▶ Instruction:
Repeat the material below exactly, line for line.

▶ Input for this task:

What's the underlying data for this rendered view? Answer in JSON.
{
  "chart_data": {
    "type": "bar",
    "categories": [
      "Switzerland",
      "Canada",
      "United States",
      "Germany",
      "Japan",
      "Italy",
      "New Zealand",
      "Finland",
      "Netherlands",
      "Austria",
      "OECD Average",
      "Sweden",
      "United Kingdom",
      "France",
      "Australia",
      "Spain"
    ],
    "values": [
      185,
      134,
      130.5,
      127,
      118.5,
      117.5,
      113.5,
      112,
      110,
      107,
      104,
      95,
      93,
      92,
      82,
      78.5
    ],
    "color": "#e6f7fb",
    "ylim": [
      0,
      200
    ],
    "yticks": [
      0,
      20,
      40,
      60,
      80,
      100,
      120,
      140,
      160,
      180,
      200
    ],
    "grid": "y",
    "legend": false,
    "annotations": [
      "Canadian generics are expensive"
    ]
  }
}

▶ The response:
What's the underlying data for this rendered view? Answer in JSON.
{
  "chart_data": {
    "type": "bar",
    "categories": [
      "Switzerland",
      "Canada",
      "United States",
      "Germany",
      "Japan",
      "Italy",
      "New Zealand",
      "Finland",
      "Netherlands",
      "Austria",
      "OECD Average",
      "Sweden",
      "United Kingdom",
      "France",
      "Australia",
      "Spain"
    ],
    "values": [
      185,
      134,
      130.5,
      127,
      118.5,
      117.5,
      113.5,
      112,
      110,
      107,
      104,
      95,
      93,
      92,
      82,
      78.5
    ],
    "color": "#e6f7fb",
    "ylim": [
      0,
      200
    ],
    "yticks": [
      0,
      20,
      40,
      60,
      80,
      100,
      120,
      140,
      160,
      180,
      200
    ],
    "grid": "y",
    "legend": false,
    "annotations": [
      "Canadian generics are expensive"
    ]
  }
}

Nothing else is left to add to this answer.